Data records:
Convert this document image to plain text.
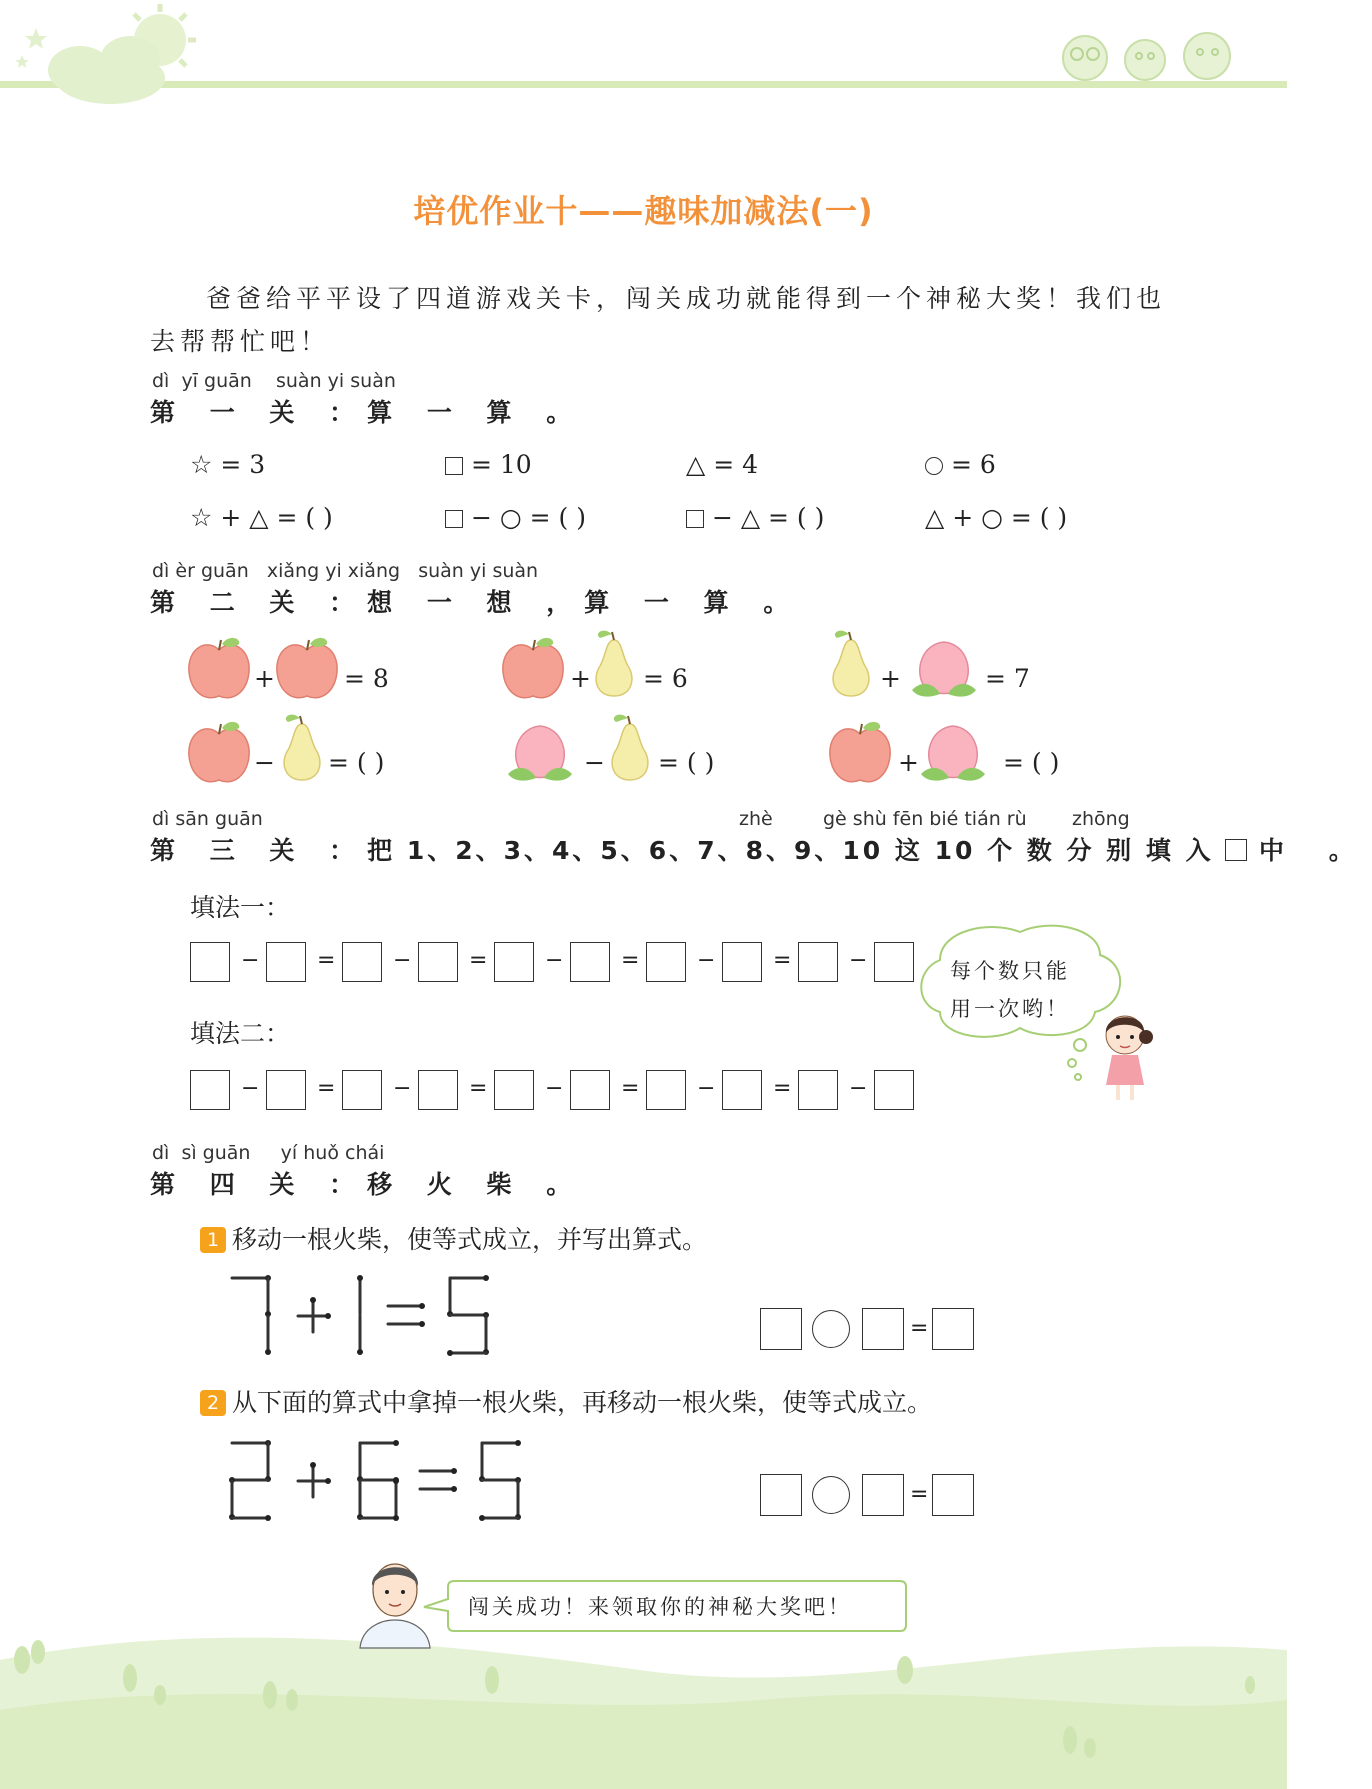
培优作业十——趣味加减法(一)
爸爸给平平设了四道游戏关卡，闯关成功就能得到一个神秘大奖！我们也
去帮帮忙吧！
dì yī guān suàn yi suàn
第 一 关 ：算 一 算 。
☆ = 3	= 10	△ = 4	= 6
☆ + △ = ( )	− ○ = ( )	− △ = ( )	△ + ○ = ( )
dì èr guān xiǎng yi xiǎng suàn yi suàn
第 二 关 ：想 一 想 ，算 一 算 。
+	= 8	+ = 6	+	= 7
− = ( )	− = ( )	+	= ( )
dì sān guān	zhè	gè shù fēn bié tián rù zhōng
第 三 关 ：把 1、2、3、4、5、6、7、8、9、10 这 10 个 数 分 别 填 入 中 。
填法一：
−	=	−	=	−	=	−	=	−
填法二：
−	=	−	=	−	=	−	=	−
每个数只能
用一次哟！
dì sì guān yí huǒ chái
第 四 关 ：移 火 柴 。
1 移动一根火柴，使等式成立，并写出算式。
=
2 从下面的算式中拿掉一根火柴，再移动一根火柴，使等式成立。
=
闯关成功！来领取你的神秘大奖吧！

## Given instruction
Transcribe the material exactly, and leave out whatever pictures it holds.

## Response to this task
Convert this document image to plain text.
培优作业十——趣味加减法(一)
爸爸给平平设了四道游戏关卡，闯关成功就能得到一个神秘大奖！我们也
去帮帮忙吧！
dì yī guān suàn yi suàn
第 一 关 ：算 一 算 。
☆ = 3	= 10	△ = 4	= 6
☆ + △ = ( )	− ○ = ( )	− △ = ( )	△ + ○ = ( )
dì èr guān xiǎng yi xiǎng suàn yi suàn
第 二 关 ：想 一 想 ，算 一 算 。
+	= 8	+ = 6	+	= 7
− = ( )	− = ( )	+	= ( )
dì sān guān	zhè	gè shù fēn bié tián rù zhōng
第 三 关 ：把 1、2、3、4、5、6、7、8、9、10 这 10 个 数 分 别 填 入 中 。
填法一：
−	=	−	=	−	=	−	=	−
填法二：
−	=	−	=	−	=	−	=	−
每个数只能
用一次哟！
dì sì guān yí huǒ chái
第 四 关 ：移 火 柴 。
1 移动一根火柴，使等式成立，并写出算式。
=
2 从下面的算式中拿掉一根火柴，再移动一根火柴，使等式成立。
=
闯关成功！来领取你的神秘大奖吧！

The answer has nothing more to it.